* Requirements *
In the material below, the lines containing the word "bottom" are required; copy each of them.

──────

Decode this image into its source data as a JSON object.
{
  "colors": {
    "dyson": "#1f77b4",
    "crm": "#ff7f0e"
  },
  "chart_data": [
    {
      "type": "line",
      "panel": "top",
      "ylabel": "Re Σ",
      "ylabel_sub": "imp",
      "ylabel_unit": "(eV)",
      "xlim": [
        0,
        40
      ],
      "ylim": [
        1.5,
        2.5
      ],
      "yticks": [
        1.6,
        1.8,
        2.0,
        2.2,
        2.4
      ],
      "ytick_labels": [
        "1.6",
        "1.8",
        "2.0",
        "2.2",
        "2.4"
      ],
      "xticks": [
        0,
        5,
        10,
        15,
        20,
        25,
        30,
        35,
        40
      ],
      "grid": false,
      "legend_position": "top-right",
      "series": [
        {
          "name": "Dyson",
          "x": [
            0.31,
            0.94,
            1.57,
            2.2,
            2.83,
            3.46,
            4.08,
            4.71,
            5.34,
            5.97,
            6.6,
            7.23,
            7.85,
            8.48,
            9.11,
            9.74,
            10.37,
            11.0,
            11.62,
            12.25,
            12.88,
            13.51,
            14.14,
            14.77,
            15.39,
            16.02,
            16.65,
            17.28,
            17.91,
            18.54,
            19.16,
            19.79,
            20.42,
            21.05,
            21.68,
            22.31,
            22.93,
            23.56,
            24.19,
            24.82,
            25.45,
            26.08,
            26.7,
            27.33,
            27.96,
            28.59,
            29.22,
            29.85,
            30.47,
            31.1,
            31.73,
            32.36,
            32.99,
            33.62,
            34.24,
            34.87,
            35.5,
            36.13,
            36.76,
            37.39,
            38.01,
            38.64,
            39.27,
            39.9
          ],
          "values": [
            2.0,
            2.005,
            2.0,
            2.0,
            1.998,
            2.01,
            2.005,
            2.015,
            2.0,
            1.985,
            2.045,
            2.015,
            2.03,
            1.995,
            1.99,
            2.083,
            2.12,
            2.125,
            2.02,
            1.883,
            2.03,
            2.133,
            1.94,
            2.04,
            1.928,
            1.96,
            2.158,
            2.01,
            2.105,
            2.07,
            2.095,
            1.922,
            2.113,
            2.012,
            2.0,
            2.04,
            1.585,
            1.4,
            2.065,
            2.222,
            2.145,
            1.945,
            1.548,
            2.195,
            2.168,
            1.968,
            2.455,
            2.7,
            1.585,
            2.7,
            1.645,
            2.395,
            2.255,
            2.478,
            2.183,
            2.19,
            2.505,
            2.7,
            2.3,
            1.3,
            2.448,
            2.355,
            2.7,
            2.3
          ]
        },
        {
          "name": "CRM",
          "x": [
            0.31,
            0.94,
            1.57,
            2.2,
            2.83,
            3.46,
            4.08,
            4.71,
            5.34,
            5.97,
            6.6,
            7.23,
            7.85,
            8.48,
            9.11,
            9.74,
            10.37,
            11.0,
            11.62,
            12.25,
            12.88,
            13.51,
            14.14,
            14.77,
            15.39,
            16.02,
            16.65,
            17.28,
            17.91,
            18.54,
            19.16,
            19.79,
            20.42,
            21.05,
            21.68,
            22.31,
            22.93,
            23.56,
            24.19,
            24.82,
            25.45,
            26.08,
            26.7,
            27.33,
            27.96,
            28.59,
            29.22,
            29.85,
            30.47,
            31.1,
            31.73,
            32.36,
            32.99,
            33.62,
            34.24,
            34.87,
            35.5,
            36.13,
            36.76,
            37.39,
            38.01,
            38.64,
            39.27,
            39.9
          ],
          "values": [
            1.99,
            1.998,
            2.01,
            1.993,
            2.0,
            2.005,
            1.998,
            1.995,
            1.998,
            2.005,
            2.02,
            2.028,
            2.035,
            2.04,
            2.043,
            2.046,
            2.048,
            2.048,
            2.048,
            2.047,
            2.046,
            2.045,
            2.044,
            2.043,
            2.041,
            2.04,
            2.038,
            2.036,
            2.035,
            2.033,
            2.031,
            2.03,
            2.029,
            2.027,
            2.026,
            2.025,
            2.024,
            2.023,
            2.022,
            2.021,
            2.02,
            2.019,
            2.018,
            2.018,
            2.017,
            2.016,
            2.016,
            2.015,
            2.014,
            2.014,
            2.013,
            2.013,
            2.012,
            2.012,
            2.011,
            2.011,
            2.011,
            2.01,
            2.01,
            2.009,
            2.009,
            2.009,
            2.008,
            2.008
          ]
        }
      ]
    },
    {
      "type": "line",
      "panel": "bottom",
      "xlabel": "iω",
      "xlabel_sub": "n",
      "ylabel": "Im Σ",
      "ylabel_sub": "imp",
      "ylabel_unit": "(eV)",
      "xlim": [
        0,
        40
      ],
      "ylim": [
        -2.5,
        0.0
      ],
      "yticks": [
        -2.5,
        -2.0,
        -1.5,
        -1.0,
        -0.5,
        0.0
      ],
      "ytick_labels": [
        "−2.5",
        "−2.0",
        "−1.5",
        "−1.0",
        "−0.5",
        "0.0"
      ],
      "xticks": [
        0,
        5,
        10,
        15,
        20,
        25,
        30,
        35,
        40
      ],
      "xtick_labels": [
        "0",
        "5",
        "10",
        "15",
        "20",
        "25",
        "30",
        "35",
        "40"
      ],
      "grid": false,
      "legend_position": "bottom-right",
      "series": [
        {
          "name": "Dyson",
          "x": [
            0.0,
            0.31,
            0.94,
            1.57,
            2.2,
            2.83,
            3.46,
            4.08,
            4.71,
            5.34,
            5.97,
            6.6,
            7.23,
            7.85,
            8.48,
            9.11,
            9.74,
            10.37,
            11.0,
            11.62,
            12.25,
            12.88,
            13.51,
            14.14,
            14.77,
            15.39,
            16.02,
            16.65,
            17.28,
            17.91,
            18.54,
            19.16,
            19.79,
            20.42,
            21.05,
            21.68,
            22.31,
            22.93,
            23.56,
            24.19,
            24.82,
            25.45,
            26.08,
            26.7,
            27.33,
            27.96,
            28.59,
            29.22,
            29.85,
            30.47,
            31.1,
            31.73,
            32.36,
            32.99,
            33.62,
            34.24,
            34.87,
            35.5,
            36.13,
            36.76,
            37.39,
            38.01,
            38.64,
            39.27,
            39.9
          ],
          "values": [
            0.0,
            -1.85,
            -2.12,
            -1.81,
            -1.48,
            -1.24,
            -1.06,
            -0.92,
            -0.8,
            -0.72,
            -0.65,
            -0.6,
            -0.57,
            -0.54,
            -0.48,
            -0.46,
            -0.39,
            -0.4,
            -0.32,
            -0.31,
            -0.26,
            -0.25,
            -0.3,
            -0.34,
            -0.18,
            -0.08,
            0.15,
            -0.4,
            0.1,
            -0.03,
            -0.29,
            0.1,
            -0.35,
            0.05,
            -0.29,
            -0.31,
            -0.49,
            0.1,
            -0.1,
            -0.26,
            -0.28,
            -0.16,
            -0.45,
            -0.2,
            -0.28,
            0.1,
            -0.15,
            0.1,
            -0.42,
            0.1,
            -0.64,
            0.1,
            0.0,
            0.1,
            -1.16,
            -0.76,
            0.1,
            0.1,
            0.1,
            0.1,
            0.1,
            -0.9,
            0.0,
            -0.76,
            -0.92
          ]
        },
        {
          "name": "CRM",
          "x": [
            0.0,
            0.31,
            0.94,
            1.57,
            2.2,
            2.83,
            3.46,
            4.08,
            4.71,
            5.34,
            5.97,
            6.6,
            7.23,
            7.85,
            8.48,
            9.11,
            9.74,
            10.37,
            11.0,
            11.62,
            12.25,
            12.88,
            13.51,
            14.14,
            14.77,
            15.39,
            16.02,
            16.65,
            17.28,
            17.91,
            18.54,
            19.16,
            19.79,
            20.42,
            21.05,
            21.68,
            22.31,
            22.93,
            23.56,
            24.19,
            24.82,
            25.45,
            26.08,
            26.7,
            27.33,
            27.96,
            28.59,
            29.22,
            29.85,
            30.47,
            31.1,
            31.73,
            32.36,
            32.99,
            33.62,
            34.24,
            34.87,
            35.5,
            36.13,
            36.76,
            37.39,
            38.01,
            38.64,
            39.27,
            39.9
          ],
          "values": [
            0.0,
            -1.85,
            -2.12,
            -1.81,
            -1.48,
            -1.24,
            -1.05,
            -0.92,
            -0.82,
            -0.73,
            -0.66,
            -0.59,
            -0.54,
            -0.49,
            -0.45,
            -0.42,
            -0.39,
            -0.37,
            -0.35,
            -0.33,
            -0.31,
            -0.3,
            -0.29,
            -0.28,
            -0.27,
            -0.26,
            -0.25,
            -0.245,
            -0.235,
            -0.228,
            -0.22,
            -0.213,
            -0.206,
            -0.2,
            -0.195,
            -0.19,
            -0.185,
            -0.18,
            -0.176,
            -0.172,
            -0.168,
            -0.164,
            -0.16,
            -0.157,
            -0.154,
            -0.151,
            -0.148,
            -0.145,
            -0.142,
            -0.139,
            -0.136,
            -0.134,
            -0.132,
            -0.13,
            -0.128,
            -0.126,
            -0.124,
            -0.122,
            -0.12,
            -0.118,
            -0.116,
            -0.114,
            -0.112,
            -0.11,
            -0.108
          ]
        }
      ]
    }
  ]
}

──────

* Response below *
      "panel": "bottom",
      "legend_position": "bottom-right",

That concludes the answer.